- **WHAT IS EXPECTED**: Read through the data and report every line in which the word "труда" occurs.

- **EXTRACTED MATERIAL**:
════════════════════
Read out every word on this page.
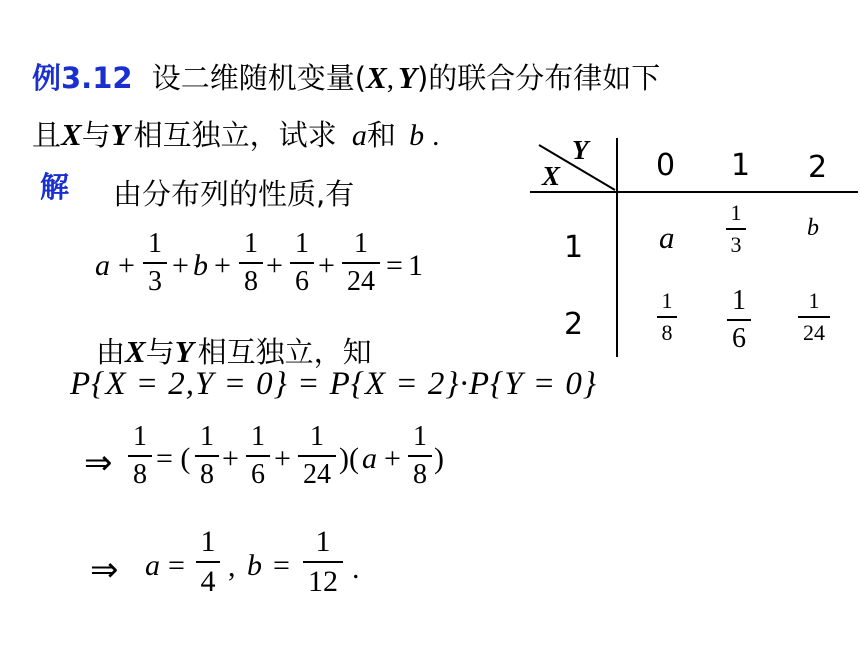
例3.12 设二维随机变量(X, Y)的联合分布律如下
且X与Y 相互独立，试求 a和 b .
解 由分布列的性质,有
a +
1
3 + b +
1
8 +
1
6 +
1
24 = 1
由X与Y 相互独立，知
P{X = 2,Y = 0} = P{X = 2}·P{Y = 0}
⇒
1
8 = (
1
8 +
1
6 +
1
24 )( a +
1
8 )
⇒ a =
1
4 , b =
1
12 .
Y
X	0 1 2
1
2
a
1
3
b
1
8
1
6
1
24
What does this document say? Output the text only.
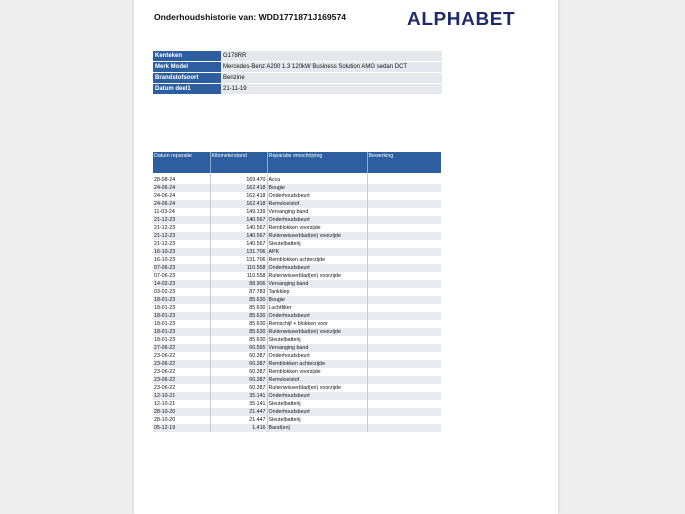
Onderhoudshistorie van: WDD1771871J169574	ALPHABET
Kenteken	G178RR
Merk Model	Mercedes-Benz A200 1.3 120kW Business Solution AMG sedan DCT
Brandstofsoort	Benzine
Datum deel1	21-11-19
Datum reparatie	Kilometerstand	Reparatie omschrijving	Bewerking

28-08-24	169.470	Accu	
24-06-24	162.418	Bougie	
24-06-24	162.418	Onderhoudsbeurt	
24-06-24	162.418	Remvloeistof	
11-03-24	149.139	Vervanging band	
21-12-23	140.567	Onderhoudsbeurt	
21-12-23	140.567	Remblokken voorzijde	
21-12-23	140.567	Ruitenwisserblad(en) voorzijde	
21-12-23	140.567	Sleutelbatterij	
16-10-23	131.706	APK	
16-10-23	131.706	Remblokken achterzijde	
07-06-23	110.558	Onderhoudsbeurt	
07-06-23	110.558	Ruitenwisserblad(en) voorzijde	
14-02-23	88.906	Vervanging band	
03-02-23	87.783	Tankklep	
18-01-23	85.630	Bougie	
18-01-23	85.630	Luchtfilter	
18-01-23	85.630	Onderhoudsbeurt	
18-01-23	85.630	Remschijf + blokken voor	
18-01-23	85.630	Ruitenwisserblad(en) voorzijde	
18-01-23	85.630	Sleutelbatterij	
27-06-22	60.565	Vervanging band	
23-06-22	60.387	Onderhoudsbeurt	
23-06-22	60.387	Remblokken achterzijde	
23-06-22	60.387	Remblokken voorzijde	
23-06-22	60.387	Remvloeistof	
23-06-22	60.387	Ruitenwisserblad(en) voorzijde	
12-10-21	35.141	Onderhoudsbeurt	
12-10-21	35.141	Sleutelbatterij	
28-10-20	21.447	Onderhoudsbeurt	
28-10-20	21.447	Sleutelbatterij	
05-12-19	1.416	Band(en)	
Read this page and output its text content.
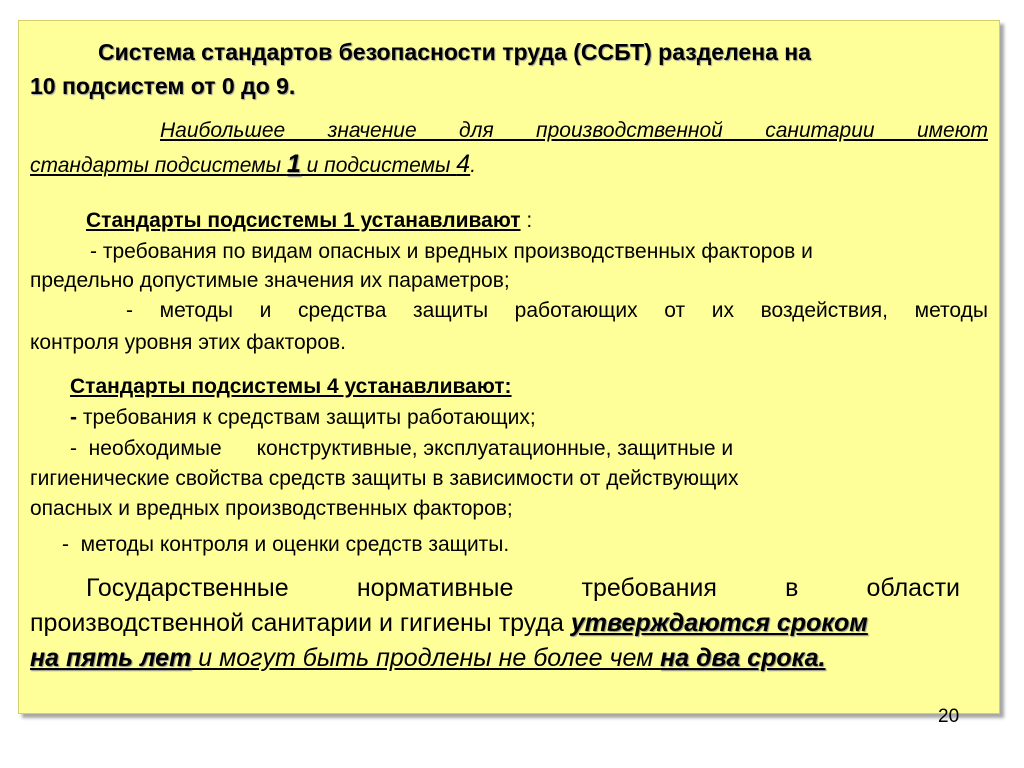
Система стандартов безопасности труда (ССБТ) разделена на
10 подсистем от 0 до 9.
Наибольшее значение для производственной санитарии имеют
стандарты подсистемы 1 и подсистемы 4.
Стандарты подсистемы 1 устанавливают :
- требования по видам опасных и вредных производственных факторов и
предельно допустимые значения их параметров;
- методы и средства защиты работающих от их воздействия, методы
контроля уровня этих факторов.
Стандарты подсистемы 4 устанавливают:
- требования к средствам защиты работающих;
-  необходимые      конструктивные, эксплуатационные, защитные и
гигиенические свойства средств защиты в зависимости от действующих
опасных и вредных производственных факторов;
-  методы контроля и оценки средств защиты.
Государственные нормативные требования в области
производственной санитарии и гигиены труда утверждаются сроком
на пять лет и могут быть продлены не более чем на два срока.
20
════════════════════
- **PROBLEM SOLUTION**:
Система стандартов безопасности труда (ССБТ) разделена на
производственной санитарии и гигиены труда утверждаются сроком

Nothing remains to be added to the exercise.